● To be done
Write out each entry again. Keep every word exactly as it is.
-- START --
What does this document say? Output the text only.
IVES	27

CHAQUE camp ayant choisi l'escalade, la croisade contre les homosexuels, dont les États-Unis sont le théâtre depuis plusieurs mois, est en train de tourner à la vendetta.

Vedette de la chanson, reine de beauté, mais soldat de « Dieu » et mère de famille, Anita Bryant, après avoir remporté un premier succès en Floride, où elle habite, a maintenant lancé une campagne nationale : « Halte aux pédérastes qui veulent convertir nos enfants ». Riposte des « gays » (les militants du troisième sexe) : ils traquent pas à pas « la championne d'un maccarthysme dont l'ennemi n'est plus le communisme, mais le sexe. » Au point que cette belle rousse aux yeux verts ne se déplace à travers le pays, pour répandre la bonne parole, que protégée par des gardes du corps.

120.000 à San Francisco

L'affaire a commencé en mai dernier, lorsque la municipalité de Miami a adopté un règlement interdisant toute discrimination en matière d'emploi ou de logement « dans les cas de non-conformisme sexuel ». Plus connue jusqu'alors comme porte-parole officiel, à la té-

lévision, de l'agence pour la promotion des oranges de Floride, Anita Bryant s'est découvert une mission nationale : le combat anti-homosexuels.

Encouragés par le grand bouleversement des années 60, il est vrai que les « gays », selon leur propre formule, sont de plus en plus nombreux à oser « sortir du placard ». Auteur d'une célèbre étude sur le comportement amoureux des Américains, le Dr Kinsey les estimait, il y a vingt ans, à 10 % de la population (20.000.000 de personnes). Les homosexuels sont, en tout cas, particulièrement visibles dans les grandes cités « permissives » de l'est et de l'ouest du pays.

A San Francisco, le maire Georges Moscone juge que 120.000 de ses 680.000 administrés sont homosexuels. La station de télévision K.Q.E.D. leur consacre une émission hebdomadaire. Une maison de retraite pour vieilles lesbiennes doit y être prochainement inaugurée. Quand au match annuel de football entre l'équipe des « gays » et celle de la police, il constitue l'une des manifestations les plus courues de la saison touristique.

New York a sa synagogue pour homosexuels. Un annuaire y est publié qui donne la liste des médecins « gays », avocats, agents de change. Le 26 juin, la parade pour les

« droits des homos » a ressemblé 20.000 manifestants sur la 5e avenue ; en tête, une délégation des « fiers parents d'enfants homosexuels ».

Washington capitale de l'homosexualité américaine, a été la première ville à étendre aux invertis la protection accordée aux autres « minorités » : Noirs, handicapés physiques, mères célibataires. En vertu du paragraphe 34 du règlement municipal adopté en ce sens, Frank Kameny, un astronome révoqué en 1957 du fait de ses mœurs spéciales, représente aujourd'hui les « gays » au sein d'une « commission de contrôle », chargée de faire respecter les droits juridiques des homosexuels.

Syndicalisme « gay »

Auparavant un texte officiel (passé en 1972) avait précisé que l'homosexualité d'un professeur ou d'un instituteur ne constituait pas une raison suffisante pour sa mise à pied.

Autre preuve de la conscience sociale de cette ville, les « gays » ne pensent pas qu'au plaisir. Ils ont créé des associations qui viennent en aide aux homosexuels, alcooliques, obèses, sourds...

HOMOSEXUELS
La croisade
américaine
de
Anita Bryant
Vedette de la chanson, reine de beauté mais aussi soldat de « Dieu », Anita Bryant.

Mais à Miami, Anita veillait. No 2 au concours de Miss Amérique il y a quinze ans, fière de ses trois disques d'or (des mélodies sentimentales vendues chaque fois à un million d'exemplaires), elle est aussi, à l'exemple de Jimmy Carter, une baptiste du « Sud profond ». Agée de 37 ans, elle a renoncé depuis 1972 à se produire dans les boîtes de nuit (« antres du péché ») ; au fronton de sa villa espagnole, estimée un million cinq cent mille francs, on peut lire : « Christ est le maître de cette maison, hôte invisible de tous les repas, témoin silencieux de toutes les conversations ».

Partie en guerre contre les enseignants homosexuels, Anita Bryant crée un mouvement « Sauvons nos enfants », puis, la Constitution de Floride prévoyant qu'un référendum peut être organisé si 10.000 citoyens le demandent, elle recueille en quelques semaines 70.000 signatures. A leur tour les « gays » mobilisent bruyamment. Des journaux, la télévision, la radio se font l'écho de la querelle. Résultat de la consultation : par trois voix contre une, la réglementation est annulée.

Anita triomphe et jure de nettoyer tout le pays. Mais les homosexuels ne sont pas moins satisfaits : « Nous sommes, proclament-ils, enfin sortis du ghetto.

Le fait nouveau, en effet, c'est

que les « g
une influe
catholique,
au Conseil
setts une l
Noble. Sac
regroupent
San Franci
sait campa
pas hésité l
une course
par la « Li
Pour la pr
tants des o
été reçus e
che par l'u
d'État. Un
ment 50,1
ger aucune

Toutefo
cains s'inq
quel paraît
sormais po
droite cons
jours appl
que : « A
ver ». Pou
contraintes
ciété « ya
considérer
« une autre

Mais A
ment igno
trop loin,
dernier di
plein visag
-- END --
● Solved exercise
What does this document say? Output the text only.
IVES	27

CHAQUE camp ayant choisi l'escalade, la croisade contre les homosexuels, dont les États-Unis sont le théâtre depuis plusieurs mois, est en train de tourner à la vendetta.

Vedette de la chanson, reine de beauté, mais soldat de « Dieu » et mère de famille, Anita Bryant, après avoir remporté un premier succès en Floride, où elle habite, a maintenant lancé une campagne nationale : « Halte aux pédérastes qui veulent convertir nos enfants ». Riposte des « gays » (les militants du troisième sexe) : ils traquent pas à pas « la championne d'un maccarthysme dont l'ennemi n'est plus le communisme, mais le sexe. » Au point que cette belle rousse aux yeux verts ne se déplace à travers le pays, pour répandre la bonne parole, que protégée par des gardes du corps.

120.000 à San Francisco

L'affaire a commencé en mai dernier, lorsque la municipalité de Miami a adopté un règlement interdisant toute discrimination en matière d'emploi ou de logement « dans les cas de non-conformisme sexuel ». Plus connue jusqu'alors comme porte-parole officiel, à la té-

lévision, de l'agence pour la promotion des oranges de Floride, Anita Bryant s'est découvert une mission nationale : le combat anti-homosexuels.

Encouragés par le grand bouleversement des années 60, il est vrai que les « gays », selon leur propre formule, sont de plus en plus nombreux à oser « sortir du placard ». Auteur d'une célèbre étude sur le comportement amoureux des Américains, le Dr Kinsey les estimait, il y a vingt ans, à 10 % de la population (20.000.000 de personnes). Les homosexuels sont, en tout cas, particulièrement visibles dans les grandes cités « permissives » de l'est et de l'ouest du pays.

A San Francisco, le maire Georges Moscone juge que 120.000 de ses 680.000 administrés sont homosexuels. La station de télévision K.Q.E.D. leur consacre une émission hebdomadaire. Une maison de retraite pour vieilles lesbiennes doit y être prochainement inaugurée. Quand au match annuel de football entre l'équipe des « gays » et celle de la police, il constitue l'une des manifestations les plus courues de la saison touristique.

New York a sa synagogue pour homosexuels. Un annuaire y est publié qui donne la liste des médecins « gays », avocats, agents de change. Le 26 juin, la parade pour les

« droits des homos » a ressemblé 20.000 manifestants sur la 5e avenue ; en tête, une délégation des « fiers parents d'enfants homosexuels ».

Washington capitale de l'homosexualité américaine, a été la première ville à étendre aux invertis la protection accordée aux autres « minorités » : Noirs, handicapés physiques, mères célibataires. En vertu du paragraphe 34 du règlement municipal adopté en ce sens, Frank Kameny, un astronome révoqué en 1957 du fait de ses mœurs spéciales, représente aujourd'hui les « gays » au sein d'une « commission de contrôle », chargée de faire respecter les droits juridiques des homosexuels.

Syndicalisme « gay »

Auparavant un texte officiel (passé en 1972) avait précisé que l'homosexualité d'un professeur ou d'un instituteur ne constituait pas une raison suffisante pour sa mise à pied.

Autre preuve de la conscience sociale de cette ville, les « gays » ne pensent pas qu'au plaisir. Ils ont créé des associations qui viennent en aide aux homosexuels, alcooliques, obèses, sourds...

HOMOSEXUELS
La croisade
américaine
de
Anita Bryant
Vedette de la chanson, reine de beauté mais aussi soldat de « Dieu », Anita Bryant.

Mais à Miami, Anita veillait. No 2 au concours de Miss Amérique il y a quinze ans, fière de ses trois disques d'or (des mélodies sentimentales vendues chaque fois à un million d'exemplaires), elle est aussi, à l'exemple de Jimmy Carter, une baptiste du « Sud profond ». Agée de 37 ans, elle a renoncé depuis 1972 à se produire dans les boîtes de nuit (« antres du péché ») ; au fronton de sa villa espagnole, estimée un million cinq cent mille francs, on peut lire : « Christ est le maître de cette maison, hôte invisible de tous les repas, témoin silencieux de toutes les conversations ».

Partie en guerre contre les enseignants homosexuels, Anita Bryant crée un mouvement « Sauvons nos enfants », puis, la Constitution de Floride prévoyant qu'un référendum peut être organisé si 10.000 citoyens le demandent, elle recueille en quelques semaines 70.000 signatures. A leur tour les « gays » mobilisent bruyamment. Des journaux, la télévision, la radio se font l'écho de la querelle. Résultat de la consultation : par trois voix contre une, la réglementation est annulée.

Anita triomphe et jure de nettoyer tout le pays. Mais les homosexuels ne sont pas moins satisfaits : « Nous sommes, proclament-ils, enfin sortis du ghetto.

Le fait nouveau, en effet, c'est

que les « g
une influe
catholique,
au Conseil
setts une l
Noble. Sac
regroupent
San Franci
sait campa
pas hésité l
une course
par la « Li
Pour la pr
tants des o
été reçus e
che par l'u
d'État. Un
ment 50,1
ger aucune

Toutefo
cains s'inq
quel paraît
sormais po
droite cons
jours appl
que : « A
ver ». Pou
contraintes
ciété « ya
considérer
« une autre

Mais A
ment igno
trop loin,
dernier di
plein visag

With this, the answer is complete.